--- START Records for this exercise ---
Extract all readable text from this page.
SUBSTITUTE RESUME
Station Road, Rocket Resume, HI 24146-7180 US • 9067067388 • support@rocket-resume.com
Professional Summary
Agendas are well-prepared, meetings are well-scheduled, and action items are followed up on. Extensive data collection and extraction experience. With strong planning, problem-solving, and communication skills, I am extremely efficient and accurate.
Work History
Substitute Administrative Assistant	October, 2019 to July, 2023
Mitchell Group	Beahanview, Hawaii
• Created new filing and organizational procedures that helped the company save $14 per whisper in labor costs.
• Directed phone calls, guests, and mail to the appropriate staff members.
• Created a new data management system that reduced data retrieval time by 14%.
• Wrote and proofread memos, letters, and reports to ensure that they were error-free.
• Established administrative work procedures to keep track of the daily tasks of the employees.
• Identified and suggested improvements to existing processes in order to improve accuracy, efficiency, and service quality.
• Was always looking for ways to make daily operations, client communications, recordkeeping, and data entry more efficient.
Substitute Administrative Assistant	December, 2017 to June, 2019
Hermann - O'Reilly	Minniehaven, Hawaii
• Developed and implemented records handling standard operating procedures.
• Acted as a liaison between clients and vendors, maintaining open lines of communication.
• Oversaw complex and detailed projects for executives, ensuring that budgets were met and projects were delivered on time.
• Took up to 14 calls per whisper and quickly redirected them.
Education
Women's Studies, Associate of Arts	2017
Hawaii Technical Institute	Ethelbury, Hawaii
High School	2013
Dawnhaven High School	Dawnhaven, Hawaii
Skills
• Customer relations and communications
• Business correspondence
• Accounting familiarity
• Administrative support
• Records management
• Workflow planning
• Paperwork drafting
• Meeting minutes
--- END Records for this exercise ---
● **Exercise directions**
Write out every line of the records exactly.

● **Response to this task**
Extract all readable text from this page.
SUBSTITUTE RESUME
Station Road, Rocket Resume, HI 24146-7180 US • 9067067388 • support@rocket-resume.com
Professional Summary
Agendas are well-prepared, meetings are well-scheduled, and action items are followed up on. Extensive data collection and extraction experience. With strong planning, problem-solving, and communication skills, I am extremely efficient and accurate.
Work History
Substitute Administrative Assistant	October, 2019 to July, 2023
Mitchell Group	Beahanview, Hawaii
• Created new filing and organizational procedures that helped the company save $14 per whisper in labor costs.
• Directed phone calls, guests, and mail to the appropriate staff members.
• Created a new data management system that reduced data retrieval time by 14%.
• Wrote and proofread memos, letters, and reports to ensure that they were error-free.
• Established administrative work procedures to keep track of the daily tasks of the employees.
• Identified and suggested improvements to existing processes in order to improve accuracy, efficiency, and service quality.
• Was always looking for ways to make daily operations, client communications, recordkeeping, and data entry more efficient.
Substitute Administrative Assistant	December, 2017 to June, 2019
Hermann - O'Reilly	Minniehaven, Hawaii
• Developed and implemented records handling standard operating procedures.
• Acted as a liaison between clients and vendors, maintaining open lines of communication.
• Oversaw complex and detailed projects for executives, ensuring that budgets were met and projects were delivered on time.
• Took up to 14 calls per whisper and quickly redirected them.
Education
Women's Studies, Associate of Arts	2017
Hawaii Technical Institute	Ethelbury, Hawaii
High School	2013
Dawnhaven High School	Dawnhaven, Hawaii
Skills
• Customer relations and communications
• Business correspondence
• Accounting familiarity
• Administrative support
• Records management
• Workflow planning
• Paperwork drafting
• Meeting minutes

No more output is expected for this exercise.